> [Exercise objective] Omit the images, then print each record below exactly as it reads.

> [Given records]

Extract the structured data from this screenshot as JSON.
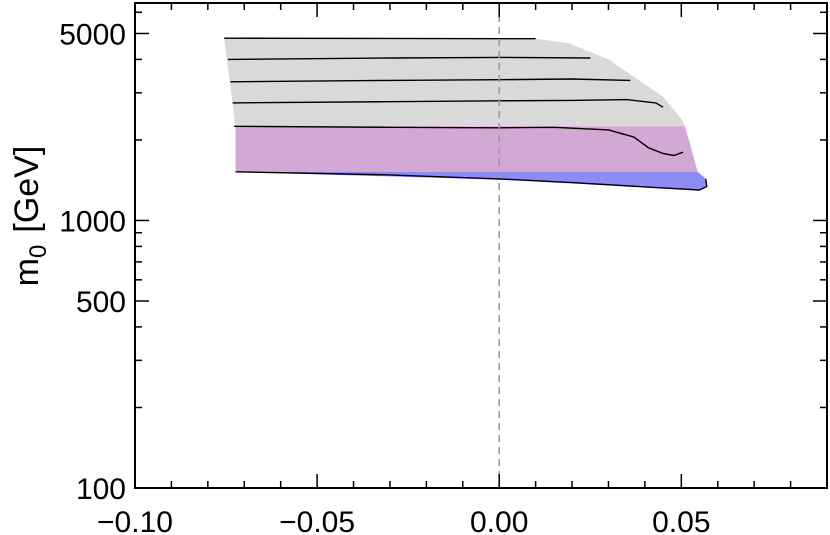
{
  "chart_data": {
    "type": "area",
    "title": "",
    "xlabel": "",
    "ylabel": "m",
    "ylabel_subscript": "0",
    "ylabel_unit": "[GeV]",
    "xlim": [
      -0.1,
      0.09
    ],
    "ylim": [
      100,
      6500
    ],
    "yscale": "log",
    "x_tick_labels": [
      {
        "value": -0.1,
        "label": "−0.10"
      },
      {
        "value": -0.05,
        "label": "−0.05"
      },
      {
        "value": 0.0,
        "label": "0.00"
      },
      {
        "value": 0.05,
        "label": "0.05"
      }
    ],
    "y_tick_labels": [
      {
        "value": 100,
        "label": "100"
      },
      {
        "value": 500,
        "label": "500"
      },
      {
        "value": 1000,
        "label": "1000"
      },
      {
        "value": 5000,
        "label": "5000"
      }
    ],
    "reference_line": {
      "x": 0.0,
      "style": "dashed",
      "color": "#999999"
    },
    "colors": {
      "gray": "#d9d9d9",
      "pink": "#d4a8d4",
      "blue": "#8c8cf4",
      "contour": "#000000"
    },
    "regions": [
      {
        "color": "gray",
        "points": [
          [
            -0.0755,
            4800
          ],
          [
            0.01,
            4780
          ],
          [
            0.019,
            4600
          ],
          [
            0.03,
            4000
          ],
          [
            0.045,
            2900
          ],
          [
            0.05,
            2400
          ],
          [
            0.051,
            2250
          ],
          [
            -0.0724,
            2250
          ]
        ]
      },
      {
        "color": "pink",
        "points": [
          [
            -0.0724,
            2250
          ],
          [
            0.051,
            2250
          ],
          [
            0.0545,
            1520
          ],
          [
            -0.0724,
            1520
          ]
        ]
      },
      {
        "color": "blue",
        "points": [
          [
            -0.0724,
            1520
          ],
          [
            0.0545,
            1520
          ],
          [
            0.0567,
            1430
          ],
          [
            0.057,
            1340
          ],
          [
            0.055,
            1300
          ],
          [
            0.04,
            1330
          ],
          [
            0.0,
            1420
          ],
          [
            -0.0724,
            1520
          ]
        ]
      }
    ],
    "contours": [
      [
        [
          -0.0755,
          4800
        ],
        [
          0.01,
          4780
        ]
      ],
      [
        [
          -0.0745,
          4000
        ],
        [
          -0.03,
          4050
        ],
        [
          0.0,
          4070
        ],
        [
          0.025,
          4050
        ]
      ],
      [
        [
          -0.0738,
          3300
        ],
        [
          -0.03,
          3340
        ],
        [
          0.0,
          3360
        ],
        [
          0.02,
          3380
        ],
        [
          0.036,
          3340
        ]
      ],
      [
        [
          -0.0732,
          2750
        ],
        [
          -0.03,
          2780
        ],
        [
          0.0,
          2800
        ],
        [
          0.02,
          2810
        ],
        [
          0.035,
          2830
        ],
        [
          0.043,
          2750
        ],
        [
          0.045,
          2650
        ]
      ],
      [
        [
          -0.0728,
          2250
        ],
        [
          -0.03,
          2230
        ],
        [
          0.0,
          2220
        ],
        [
          0.015,
          2230
        ],
        [
          0.03,
          2180
        ],
        [
          0.037,
          2050
        ],
        [
          0.041,
          1870
        ],
        [
          0.045,
          1780
        ],
        [
          0.048,
          1750
        ],
        [
          0.0505,
          1800
        ]
      ],
      [
        [
          -0.0724,
          1520
        ],
        [
          -0.03,
          1480
        ],
        [
          0.0,
          1430
        ],
        [
          0.02,
          1385
        ],
        [
          0.04,
          1335
        ],
        [
          0.055,
          1300
        ],
        [
          0.057,
          1340
        ],
        [
          0.0567,
          1430
        ]
      ]
    ]
  }
}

> [The completed task]
Extract the structured data from this screenshot as JSON.
{
  "chart_data": {
    "type": "area",
    "title": "",
    "xlabel": "",
    "ylabel": "m",
    "ylabel_subscript": "0",
    "ylabel_unit": "[GeV]",
    "xlim": [
      -0.1,
      0.09
    ],
    "ylim": [
      100,
      6500
    ],
    "yscale": "log",
    "x_tick_labels": [
      {
        "value": -0.1,
        "label": "−0.10"
      },
      {
        "value": -0.05,
        "label": "−0.05"
      },
      {
        "value": 0.0,
        "label": "0.00"
      },
      {
        "value": 0.05,
        "label": "0.05"
      }
    ],
    "y_tick_labels": [
      {
        "value": 100,
        "label": "100"
      },
      {
        "value": 500,
        "label": "500"
      },
      {
        "value": 1000,
        "label": "1000"
      },
      {
        "value": 5000,
        "label": "5000"
      }
    ],
    "reference_line": {
      "x": 0.0,
      "style": "dashed",
      "color": "#999999"
    },
    "colors": {
      "gray": "#d9d9d9",
      "pink": "#d4a8d4",
      "blue": "#8c8cf4",
      "contour": "#000000"
    },
    "regions": [
      {
        "color": "gray",
        "points": [
          [
            -0.0755,
            4800
          ],
          [
            0.01,
            4780
          ],
          [
            0.019,
            4600
          ],
          [
            0.03,
            4000
          ],
          [
            0.045,
            2900
          ],
          [
            0.05,
            2400
          ],
          [
            0.051,
            2250
          ],
          [
            -0.0724,
            2250
          ]
        ]
      },
      {
        "color": "pink",
        "points": [
          [
            -0.0724,
            2250
          ],
          [
            0.051,
            2250
          ],
          [
            0.0545,
            1520
          ],
          [
            -0.0724,
            1520
          ]
        ]
      },
      {
        "color": "blue",
        "points": [
          [
            -0.0724,
            1520
          ],
          [
            0.0545,
            1520
          ],
          [
            0.0567,
            1430
          ],
          [
            0.057,
            1340
          ],
          [
            0.055,
            1300
          ],
          [
            0.04,
            1330
          ],
          [
            0.0,
            1420
          ],
          [
            -0.0724,
            1520
          ]
        ]
      }
    ],
    "contours": [
      [
        [
          -0.0755,
          4800
        ],
        [
          0.01,
          4780
        ]
      ],
      [
        [
          -0.0745,
          4000
        ],
        [
          -0.03,
          4050
        ],
        [
          0.0,
          4070
        ],
        [
          0.025,
          4050
        ]
      ],
      [
        [
          -0.0738,
          3300
        ],
        [
          -0.03,
          3340
        ],
        [
          0.0,
          3360
        ],
        [
          0.02,
          3380
        ],
        [
          0.036,
          3340
        ]
      ],
      [
        [
          -0.0732,
          2750
        ],
        [
          -0.03,
          2780
        ],
        [
          0.0,
          2800
        ],
        [
          0.02,
          2810
        ],
        [
          0.035,
          2830
        ],
        [
          0.043,
          2750
        ],
        [
          0.045,
          2650
        ]
      ],
      [
        [
          -0.0728,
          2250
        ],
        [
          -0.03,
          2230
        ],
        [
          0.0,
          2220
        ],
        [
          0.015,
          2230
        ],
        [
          0.03,
          2180
        ],
        [
          0.037,
          2050
        ],
        [
          0.041,
          1870
        ],
        [
          0.045,
          1780
        ],
        [
          0.048,
          1750
        ],
        [
          0.0505,
          1800
        ]
      ],
      [
        [
          -0.0724,
          1520
        ],
        [
          -0.03,
          1480
        ],
        [
          0.0,
          1430
        ],
        [
          0.02,
          1385
        ],
        [
          0.04,
          1335
        ],
        [
          0.055,
          1300
        ],
        [
          0.057,
          1340
        ],
        [
          0.0567,
          1430
        ]
      ]
    ]
  }
}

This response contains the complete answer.